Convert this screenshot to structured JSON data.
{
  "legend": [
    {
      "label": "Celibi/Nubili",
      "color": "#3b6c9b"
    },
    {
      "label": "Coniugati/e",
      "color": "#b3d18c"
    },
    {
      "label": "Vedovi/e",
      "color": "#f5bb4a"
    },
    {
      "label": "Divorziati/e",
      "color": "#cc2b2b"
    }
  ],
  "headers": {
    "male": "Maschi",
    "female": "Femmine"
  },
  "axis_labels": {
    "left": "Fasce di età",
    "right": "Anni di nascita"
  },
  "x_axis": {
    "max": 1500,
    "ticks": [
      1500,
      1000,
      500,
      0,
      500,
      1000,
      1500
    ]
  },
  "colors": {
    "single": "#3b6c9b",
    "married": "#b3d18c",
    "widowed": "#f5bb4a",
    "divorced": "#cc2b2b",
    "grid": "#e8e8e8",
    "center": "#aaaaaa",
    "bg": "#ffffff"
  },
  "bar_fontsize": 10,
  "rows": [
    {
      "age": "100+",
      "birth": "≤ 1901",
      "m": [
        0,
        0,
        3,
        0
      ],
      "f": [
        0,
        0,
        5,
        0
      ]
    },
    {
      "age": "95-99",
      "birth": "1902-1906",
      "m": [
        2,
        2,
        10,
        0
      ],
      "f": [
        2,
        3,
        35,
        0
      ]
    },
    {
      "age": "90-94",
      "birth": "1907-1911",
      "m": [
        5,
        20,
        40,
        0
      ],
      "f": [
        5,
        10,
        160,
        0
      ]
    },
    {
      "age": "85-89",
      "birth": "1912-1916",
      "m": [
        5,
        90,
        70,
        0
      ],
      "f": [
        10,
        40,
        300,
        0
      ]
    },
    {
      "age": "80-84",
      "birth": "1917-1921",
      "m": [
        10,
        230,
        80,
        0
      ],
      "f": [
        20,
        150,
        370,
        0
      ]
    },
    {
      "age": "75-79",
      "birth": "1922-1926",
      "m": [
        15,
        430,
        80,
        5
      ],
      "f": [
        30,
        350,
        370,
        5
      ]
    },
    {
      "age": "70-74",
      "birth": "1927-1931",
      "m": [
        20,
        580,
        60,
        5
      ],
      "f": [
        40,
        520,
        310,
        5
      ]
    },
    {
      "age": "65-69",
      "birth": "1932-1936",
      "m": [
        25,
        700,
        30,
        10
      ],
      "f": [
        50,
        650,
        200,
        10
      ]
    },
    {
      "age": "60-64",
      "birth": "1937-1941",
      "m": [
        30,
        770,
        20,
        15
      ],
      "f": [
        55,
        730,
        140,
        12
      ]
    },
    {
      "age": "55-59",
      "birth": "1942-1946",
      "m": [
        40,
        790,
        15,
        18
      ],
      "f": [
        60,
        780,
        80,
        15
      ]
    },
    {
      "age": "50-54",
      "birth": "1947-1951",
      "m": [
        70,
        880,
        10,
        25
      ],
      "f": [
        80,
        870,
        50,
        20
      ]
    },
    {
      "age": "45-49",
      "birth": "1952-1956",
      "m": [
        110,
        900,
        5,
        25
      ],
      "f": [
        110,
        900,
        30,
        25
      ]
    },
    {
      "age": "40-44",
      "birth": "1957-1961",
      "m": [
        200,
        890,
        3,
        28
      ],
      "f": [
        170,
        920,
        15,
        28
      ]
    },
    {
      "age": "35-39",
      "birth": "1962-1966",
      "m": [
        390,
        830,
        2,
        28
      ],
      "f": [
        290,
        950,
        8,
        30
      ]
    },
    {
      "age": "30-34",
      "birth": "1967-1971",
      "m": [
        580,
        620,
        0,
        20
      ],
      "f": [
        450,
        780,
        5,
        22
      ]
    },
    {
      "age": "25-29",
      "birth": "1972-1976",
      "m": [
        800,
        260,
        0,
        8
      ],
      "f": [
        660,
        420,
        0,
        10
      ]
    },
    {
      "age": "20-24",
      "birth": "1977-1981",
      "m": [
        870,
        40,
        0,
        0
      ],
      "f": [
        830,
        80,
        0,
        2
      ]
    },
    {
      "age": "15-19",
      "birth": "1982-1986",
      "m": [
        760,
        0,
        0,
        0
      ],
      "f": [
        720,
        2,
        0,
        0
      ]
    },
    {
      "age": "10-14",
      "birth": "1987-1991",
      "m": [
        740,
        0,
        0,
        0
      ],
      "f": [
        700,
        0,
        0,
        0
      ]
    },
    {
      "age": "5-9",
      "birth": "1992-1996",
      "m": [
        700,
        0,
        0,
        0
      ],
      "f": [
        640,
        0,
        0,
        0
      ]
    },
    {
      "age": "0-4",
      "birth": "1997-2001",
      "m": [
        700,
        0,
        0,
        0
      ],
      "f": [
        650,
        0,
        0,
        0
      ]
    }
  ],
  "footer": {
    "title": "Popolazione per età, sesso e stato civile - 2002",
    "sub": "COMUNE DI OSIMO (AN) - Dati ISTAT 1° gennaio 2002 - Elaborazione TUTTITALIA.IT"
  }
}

********************

Every entry must be output again, exactly as written above.

Answer to this task
Convert this screenshot to structured JSON data.
{
  "legend": [
    {
      "label": "Celibi/Nubili",
      "color": "#3b6c9b"
    },
    {
      "label": "Coniugati/e",
      "color": "#b3d18c"
    },
    {
      "label": "Vedovi/e",
      "color": "#f5bb4a"
    },
    {
      "label": "Divorziati/e",
      "color": "#cc2b2b"
    }
  ],
  "headers": {
    "male": "Maschi",
    "female": "Femmine"
  },
  "axis_labels": {
    "left": "Fasce di età",
    "right": "Anni di nascita"
  },
  "x_axis": {
    "max": 1500,
    "ticks": [
      1500,
      1000,
      500,
      0,
      500,
      1000,
      1500
    ]
  },
  "colors": {
    "single": "#3b6c9b",
    "married": "#b3d18c",
    "widowed": "#f5bb4a",
    "divorced": "#cc2b2b",
    "grid": "#e8e8e8",
    "center": "#aaaaaa",
    "bg": "#ffffff"
  },
  "bar_fontsize": 10,
  "rows": [
    {
      "age": "100+",
      "birth": "≤ 1901",
      "m": [
        0,
        0,
        3,
        0
      ],
      "f": [
        0,
        0,
        5,
        0
      ]
    },
    {
      "age": "95-99",
      "birth": "1902-1906",
      "m": [
        2,
        2,
        10,
        0
      ],
      "f": [
        2,
        3,
        35,
        0
      ]
    },
    {
      "age": "90-94",
      "birth": "1907-1911",
      "m": [
        5,
        20,
        40,
        0
      ],
      "f": [
        5,
        10,
        160,
        0
      ]
    },
    {
      "age": "85-89",
      "birth": "1912-1916",
      "m": [
        5,
        90,
        70,
        0
      ],
      "f": [
        10,
        40,
        300,
        0
      ]
    },
    {
      "age": "80-84",
      "birth": "1917-1921",
      "m": [
        10,
        230,
        80,
        0
      ],
      "f": [
        20,
        150,
        370,
        0
      ]
    },
    {
      "age": "75-79",
      "birth": "1922-1926",
      "m": [
        15,
        430,
        80,
        5
      ],
      "f": [
        30,
        350,
        370,
        5
      ]
    },
    {
      "age": "70-74",
      "birth": "1927-1931",
      "m": [
        20,
        580,
        60,
        5
      ],
      "f": [
        40,
        520,
        310,
        5
      ]
    },
    {
      "age": "65-69",
      "birth": "1932-1936",
      "m": [
        25,
        700,
        30,
        10
      ],
      "f": [
        50,
        650,
        200,
        10
      ]
    },
    {
      "age": "60-64",
      "birth": "1937-1941",
      "m": [
        30,
        770,
        20,
        15
      ],
      "f": [
        55,
        730,
        140,
        12
      ]
    },
    {
      "age": "55-59",
      "birth": "1942-1946",
      "m": [
        40,
        790,
        15,
        18
      ],
      "f": [
        60,
        780,
        80,
        15
      ]
    },
    {
      "age": "50-54",
      "birth": "1947-1951",
      "m": [
        70,
        880,
        10,
        25
      ],
      "f": [
        80,
        870,
        50,
        20
      ]
    },
    {
      "age": "45-49",
      "birth": "1952-1956",
      "m": [
        110,
        900,
        5,
        25
      ],
      "f": [
        110,
        900,
        30,
        25
      ]
    },
    {
      "age": "40-44",
      "birth": "1957-1961",
      "m": [
        200,
        890,
        3,
        28
      ],
      "f": [
        170,
        920,
        15,
        28
      ]
    },
    {
      "age": "35-39",
      "birth": "1962-1966",
      "m": [
        390,
        830,
        2,
        28
      ],
      "f": [
        290,
        950,
        8,
        30
      ]
    },
    {
      "age": "30-34",
      "birth": "1967-1971",
      "m": [
        580,
        620,
        0,
        20
      ],
      "f": [
        450,
        780,
        5,
        22
      ]
    },
    {
      "age": "25-29",
      "birth": "1972-1976",
      "m": [
        800,
        260,
        0,
        8
      ],
      "f": [
        660,
        420,
        0,
        10
      ]
    },
    {
      "age": "20-24",
      "birth": "1977-1981",
      "m": [
        870,
        40,
        0,
        0
      ],
      "f": [
        830,
        80,
        0,
        2
      ]
    },
    {
      "age": "15-19",
      "birth": "1982-1986",
      "m": [
        760,
        0,
        0,
        0
      ],
      "f": [
        720,
        2,
        0,
        0
      ]
    },
    {
      "age": "10-14",
      "birth": "1987-1991",
      "m": [
        740,
        0,
        0,
        0
      ],
      "f": [
        700,
        0,
        0,
        0
      ]
    },
    {
      "age": "5-9",
      "birth": "1992-1996",
      "m": [
        700,
        0,
        0,
        0
      ],
      "f": [
        640,
        0,
        0,
        0
      ]
    },
    {
      "age": "0-4",
      "birth": "1997-2001",
      "m": [
        700,
        0,
        0,
        0
      ],
      "f": [
        650,
        0,
        0,
        0
      ]
    }
  ],
  "footer": {
    "title": "Popolazione per età, sesso e stato civile - 2002",
    "sub": "COMUNE DI OSIMO (AN) - Dati ISTAT 1° gennaio 2002 - Elaborazione TUTTITALIA.IT"
  }
}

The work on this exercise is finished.